YOUR INSTRUCTIONS:
Repeat the lines beginning at the one with "What text is on this page?" and running to the end of the material, keeping the first and last of them, exactly as they appear.

AVAILABLE RECORDS:
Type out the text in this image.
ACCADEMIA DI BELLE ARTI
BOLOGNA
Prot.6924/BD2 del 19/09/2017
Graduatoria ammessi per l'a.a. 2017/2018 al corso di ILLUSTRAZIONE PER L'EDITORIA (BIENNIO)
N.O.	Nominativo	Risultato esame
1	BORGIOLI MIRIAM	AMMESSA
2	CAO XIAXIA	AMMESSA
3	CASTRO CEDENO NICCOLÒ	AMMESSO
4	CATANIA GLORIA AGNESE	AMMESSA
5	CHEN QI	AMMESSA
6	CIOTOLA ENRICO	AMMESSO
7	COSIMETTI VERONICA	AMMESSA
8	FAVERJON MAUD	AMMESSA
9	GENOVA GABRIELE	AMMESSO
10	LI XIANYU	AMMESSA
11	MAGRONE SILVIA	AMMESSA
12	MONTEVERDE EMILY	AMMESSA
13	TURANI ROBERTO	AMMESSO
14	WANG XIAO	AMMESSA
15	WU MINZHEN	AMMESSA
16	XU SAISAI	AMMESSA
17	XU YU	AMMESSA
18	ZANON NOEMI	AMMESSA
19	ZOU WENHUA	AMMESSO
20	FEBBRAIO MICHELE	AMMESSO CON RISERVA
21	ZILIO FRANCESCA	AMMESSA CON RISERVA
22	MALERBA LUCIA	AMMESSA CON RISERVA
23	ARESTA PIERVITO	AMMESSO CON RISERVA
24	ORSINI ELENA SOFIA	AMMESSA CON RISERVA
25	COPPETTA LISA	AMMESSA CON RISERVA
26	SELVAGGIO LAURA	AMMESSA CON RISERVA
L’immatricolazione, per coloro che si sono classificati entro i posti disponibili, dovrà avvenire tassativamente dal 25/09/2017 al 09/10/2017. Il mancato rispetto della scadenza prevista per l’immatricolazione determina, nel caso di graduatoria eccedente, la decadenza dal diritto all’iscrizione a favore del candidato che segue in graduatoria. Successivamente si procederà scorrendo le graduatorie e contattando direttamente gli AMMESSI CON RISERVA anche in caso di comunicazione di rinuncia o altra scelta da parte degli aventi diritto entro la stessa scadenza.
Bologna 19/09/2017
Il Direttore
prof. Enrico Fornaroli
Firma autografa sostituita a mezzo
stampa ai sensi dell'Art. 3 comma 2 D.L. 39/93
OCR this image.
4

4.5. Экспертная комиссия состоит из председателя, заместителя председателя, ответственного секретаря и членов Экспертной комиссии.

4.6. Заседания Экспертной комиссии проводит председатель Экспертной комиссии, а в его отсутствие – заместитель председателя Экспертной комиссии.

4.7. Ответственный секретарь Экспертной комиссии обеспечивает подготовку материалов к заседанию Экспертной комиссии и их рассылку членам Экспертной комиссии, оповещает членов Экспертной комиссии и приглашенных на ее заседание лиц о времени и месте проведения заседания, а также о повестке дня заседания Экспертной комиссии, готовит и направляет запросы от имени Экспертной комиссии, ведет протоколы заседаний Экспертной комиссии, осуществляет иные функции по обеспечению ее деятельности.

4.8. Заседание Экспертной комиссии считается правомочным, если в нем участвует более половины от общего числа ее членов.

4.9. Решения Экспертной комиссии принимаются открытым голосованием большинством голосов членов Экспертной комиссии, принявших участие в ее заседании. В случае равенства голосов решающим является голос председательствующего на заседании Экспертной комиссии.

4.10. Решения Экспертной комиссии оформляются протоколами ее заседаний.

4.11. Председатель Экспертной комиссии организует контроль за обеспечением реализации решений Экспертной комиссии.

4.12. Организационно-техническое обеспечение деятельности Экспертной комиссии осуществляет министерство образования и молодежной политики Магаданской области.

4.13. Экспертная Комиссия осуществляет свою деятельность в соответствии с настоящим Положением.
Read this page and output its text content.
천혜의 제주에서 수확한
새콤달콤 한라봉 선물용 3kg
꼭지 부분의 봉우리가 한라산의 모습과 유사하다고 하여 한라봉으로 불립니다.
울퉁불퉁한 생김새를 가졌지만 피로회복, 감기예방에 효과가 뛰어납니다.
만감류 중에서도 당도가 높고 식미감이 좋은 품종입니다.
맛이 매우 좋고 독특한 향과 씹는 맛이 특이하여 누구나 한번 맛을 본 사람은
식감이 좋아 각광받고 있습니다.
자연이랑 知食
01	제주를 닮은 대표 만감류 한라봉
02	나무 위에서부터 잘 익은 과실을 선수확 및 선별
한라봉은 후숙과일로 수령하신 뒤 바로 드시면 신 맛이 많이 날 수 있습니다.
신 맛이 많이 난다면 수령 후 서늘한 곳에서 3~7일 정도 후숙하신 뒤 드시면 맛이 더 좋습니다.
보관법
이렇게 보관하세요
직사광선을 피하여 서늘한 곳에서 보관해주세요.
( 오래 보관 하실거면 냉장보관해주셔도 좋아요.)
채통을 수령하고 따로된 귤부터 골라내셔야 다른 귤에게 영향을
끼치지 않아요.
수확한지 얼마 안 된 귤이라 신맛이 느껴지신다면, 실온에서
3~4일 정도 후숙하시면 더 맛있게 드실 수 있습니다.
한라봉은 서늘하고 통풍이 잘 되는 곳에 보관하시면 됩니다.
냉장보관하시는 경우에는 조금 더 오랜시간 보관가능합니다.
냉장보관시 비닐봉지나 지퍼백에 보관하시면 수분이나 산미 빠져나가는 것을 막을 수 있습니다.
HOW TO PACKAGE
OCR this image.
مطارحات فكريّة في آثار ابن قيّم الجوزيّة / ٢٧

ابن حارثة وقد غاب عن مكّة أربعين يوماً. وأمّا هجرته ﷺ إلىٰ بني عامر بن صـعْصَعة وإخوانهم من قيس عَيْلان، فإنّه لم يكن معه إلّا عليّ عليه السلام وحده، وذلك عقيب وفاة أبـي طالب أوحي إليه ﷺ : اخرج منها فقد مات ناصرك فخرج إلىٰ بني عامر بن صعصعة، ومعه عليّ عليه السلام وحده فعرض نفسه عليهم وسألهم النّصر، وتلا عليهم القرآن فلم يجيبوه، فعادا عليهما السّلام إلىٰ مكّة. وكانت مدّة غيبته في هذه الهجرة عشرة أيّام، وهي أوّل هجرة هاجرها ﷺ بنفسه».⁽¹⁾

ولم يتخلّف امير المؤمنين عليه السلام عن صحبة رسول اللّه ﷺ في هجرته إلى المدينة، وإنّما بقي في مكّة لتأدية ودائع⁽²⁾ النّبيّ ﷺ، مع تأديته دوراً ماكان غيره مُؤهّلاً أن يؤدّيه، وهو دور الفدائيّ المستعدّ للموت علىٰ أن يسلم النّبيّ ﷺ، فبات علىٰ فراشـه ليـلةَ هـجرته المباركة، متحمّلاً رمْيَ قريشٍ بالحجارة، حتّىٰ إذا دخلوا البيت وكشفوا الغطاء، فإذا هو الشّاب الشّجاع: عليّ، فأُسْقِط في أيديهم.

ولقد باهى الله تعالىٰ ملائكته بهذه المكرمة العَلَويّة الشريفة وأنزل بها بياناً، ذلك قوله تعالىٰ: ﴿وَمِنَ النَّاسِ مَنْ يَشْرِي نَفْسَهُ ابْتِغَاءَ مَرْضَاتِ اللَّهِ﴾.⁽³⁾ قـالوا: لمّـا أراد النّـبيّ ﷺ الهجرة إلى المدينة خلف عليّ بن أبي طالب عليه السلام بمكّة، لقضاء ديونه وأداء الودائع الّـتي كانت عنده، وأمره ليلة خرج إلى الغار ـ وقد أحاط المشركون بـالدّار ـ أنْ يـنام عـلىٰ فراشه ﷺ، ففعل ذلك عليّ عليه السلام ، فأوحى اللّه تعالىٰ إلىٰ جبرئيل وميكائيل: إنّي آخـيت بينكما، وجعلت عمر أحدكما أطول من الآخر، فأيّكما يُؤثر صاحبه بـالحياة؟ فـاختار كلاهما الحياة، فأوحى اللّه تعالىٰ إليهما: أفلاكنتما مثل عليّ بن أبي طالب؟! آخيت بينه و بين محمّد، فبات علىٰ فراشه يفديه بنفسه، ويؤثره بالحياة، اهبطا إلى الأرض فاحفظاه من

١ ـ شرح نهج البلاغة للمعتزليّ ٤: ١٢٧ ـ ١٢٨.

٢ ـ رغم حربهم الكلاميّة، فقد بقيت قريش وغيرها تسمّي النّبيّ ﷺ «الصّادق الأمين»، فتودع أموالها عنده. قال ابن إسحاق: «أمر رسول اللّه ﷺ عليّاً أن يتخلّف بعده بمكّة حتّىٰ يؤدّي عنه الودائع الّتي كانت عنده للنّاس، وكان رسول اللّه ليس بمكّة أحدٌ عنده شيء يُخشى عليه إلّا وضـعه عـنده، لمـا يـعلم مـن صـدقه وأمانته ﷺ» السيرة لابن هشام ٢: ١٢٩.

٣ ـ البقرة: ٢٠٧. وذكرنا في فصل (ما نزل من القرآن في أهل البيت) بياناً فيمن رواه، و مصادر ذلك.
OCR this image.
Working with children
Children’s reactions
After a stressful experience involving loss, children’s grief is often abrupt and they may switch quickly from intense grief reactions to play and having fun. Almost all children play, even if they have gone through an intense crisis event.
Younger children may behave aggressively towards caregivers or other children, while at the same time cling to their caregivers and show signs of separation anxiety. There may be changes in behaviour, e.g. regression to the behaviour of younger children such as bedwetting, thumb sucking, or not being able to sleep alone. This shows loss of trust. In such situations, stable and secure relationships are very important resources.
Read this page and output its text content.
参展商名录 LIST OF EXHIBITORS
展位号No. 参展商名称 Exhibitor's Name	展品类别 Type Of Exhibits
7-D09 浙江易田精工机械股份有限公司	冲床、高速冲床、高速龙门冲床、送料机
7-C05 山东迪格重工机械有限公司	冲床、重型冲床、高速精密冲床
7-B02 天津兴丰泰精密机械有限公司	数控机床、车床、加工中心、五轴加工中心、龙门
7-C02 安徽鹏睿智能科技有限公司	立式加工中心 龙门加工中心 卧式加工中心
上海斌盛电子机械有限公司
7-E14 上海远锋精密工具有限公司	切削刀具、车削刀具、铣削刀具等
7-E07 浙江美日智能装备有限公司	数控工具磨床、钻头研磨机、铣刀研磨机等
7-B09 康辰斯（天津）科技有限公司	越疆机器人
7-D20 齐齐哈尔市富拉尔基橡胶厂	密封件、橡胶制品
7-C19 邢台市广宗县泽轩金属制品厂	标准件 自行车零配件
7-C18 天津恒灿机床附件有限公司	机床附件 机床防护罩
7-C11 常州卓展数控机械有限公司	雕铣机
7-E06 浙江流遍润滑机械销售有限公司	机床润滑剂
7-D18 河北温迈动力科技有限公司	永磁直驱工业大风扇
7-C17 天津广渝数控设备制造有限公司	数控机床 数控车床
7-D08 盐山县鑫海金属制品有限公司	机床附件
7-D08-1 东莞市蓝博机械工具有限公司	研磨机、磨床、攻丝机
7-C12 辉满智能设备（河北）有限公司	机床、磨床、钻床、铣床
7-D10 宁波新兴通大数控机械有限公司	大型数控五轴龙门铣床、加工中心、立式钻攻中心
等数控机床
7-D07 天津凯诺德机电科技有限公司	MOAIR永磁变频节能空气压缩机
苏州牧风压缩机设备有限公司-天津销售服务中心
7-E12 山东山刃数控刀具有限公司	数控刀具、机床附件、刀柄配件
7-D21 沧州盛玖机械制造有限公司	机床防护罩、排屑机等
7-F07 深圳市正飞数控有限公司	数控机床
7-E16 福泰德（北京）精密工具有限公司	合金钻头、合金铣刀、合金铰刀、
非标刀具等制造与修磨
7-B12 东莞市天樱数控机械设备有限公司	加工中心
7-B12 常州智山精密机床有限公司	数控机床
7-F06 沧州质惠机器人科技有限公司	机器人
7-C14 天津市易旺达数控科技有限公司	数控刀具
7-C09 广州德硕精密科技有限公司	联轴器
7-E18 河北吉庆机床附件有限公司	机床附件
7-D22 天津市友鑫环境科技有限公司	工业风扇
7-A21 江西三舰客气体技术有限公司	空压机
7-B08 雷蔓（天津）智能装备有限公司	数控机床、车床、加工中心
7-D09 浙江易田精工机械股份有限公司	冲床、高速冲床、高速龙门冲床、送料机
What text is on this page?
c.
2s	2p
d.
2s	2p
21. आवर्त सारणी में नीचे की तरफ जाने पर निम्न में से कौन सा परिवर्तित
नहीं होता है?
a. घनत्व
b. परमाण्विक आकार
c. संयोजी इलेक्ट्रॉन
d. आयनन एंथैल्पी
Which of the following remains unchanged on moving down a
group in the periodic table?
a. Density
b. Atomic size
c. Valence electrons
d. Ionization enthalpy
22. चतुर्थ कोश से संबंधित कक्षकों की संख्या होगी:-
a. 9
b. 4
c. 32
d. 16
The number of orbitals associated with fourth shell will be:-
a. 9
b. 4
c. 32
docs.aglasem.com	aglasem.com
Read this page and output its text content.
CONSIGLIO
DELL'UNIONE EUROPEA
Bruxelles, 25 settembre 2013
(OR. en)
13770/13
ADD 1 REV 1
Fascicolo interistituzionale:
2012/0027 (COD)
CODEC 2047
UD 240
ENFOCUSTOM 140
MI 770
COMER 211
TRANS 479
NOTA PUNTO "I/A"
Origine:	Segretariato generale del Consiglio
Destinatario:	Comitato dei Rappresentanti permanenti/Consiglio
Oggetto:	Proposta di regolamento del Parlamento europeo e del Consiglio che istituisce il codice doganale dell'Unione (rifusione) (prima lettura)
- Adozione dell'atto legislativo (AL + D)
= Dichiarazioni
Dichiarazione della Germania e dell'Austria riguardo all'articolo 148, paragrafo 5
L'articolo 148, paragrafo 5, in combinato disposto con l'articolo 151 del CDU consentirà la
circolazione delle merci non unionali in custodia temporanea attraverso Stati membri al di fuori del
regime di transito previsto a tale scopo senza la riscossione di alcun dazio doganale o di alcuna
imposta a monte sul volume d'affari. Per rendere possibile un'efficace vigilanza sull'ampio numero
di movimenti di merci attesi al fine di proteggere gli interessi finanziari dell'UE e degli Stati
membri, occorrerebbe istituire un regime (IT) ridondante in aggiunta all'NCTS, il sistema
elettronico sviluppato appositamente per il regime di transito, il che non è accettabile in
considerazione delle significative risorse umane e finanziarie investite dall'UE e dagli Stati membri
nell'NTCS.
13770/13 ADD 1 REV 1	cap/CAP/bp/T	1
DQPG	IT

WRITTEN ANSWER:
What text is on this page?
c.
2s	2p
d.
2s	2p
21. आवर्त सारणी में नीचे की तरफ जाने पर निम्न में से कौन सा परिवर्तित
नहीं होता है?
a. घनत्व
b. परमाण्विक आकार
c. संयोजी इलेक्ट्रॉन
d. आयनन एंथैल्पी
Which of the following remains unchanged on moving down a
group in the periodic table?
a. Density
b. Atomic size
c. Valence electrons
d. Ionization enthalpy
22. चतुर्थ कोश से संबंधित कक्षकों की संख्या होगी:-
a. 9
b. 4
c. 32
d. 16
The number of orbitals associated with fourth shell will be:-
a. 9
b. 4
c. 32
docs.aglasem.com	aglasem.com
Read this page and output its text content.
CONSIGLIO
DELL'UNIONE EUROPEA
Bruxelles, 25 settembre 2013
(OR. en)
13770/13
ADD 1 REV 1
Fascicolo interistituzionale:
2012/0027 (COD)
CODEC 2047
UD 240
ENFOCUSTOM 140
MI 770
COMER 211
TRANS 479
NOTA PUNTO "I/A"
Origine:	Segretariato generale del Consiglio
Destinatario:	Comitato dei Rappresentanti permanenti/Consiglio
Oggetto:	Proposta di regolamento del Parlamento europeo e del Consiglio che istituisce il codice doganale dell'Unione (rifusione) (prima lettura)
- Adozione dell'atto legislativo (AL + D)
= Dichiarazioni
Dichiarazione della Germania e dell'Austria riguardo all'articolo 148, paragrafo 5
L'articolo 148, paragrafo 5, in combinato disposto con l'articolo 151 del CDU consentirà la
circolazione delle merci non unionali in custodia temporanea attraverso Stati membri al di fuori del
regime di transito previsto a tale scopo senza la riscossione di alcun dazio doganale o di alcuna
imposta a monte sul volume d'affari. Per rendere possibile un'efficace vigilanza sull'ampio numero
di movimenti di merci attesi al fine di proteggere gli interessi finanziari dell'UE e degli Stati
membri, occorrerebbe istituire un regime (IT) ridondante in aggiunta all'NCTS, il sistema
elettronico sviluppato appositamente per il regime di transito, il che non è accettabile in
considerazione delle significative risorse umane e finanziarie investite dall'UE e dagli Stati membri
nell'NTCS.
13770/13 ADD 1 REV 1	cap/CAP/bp/T	1
DQPG	IT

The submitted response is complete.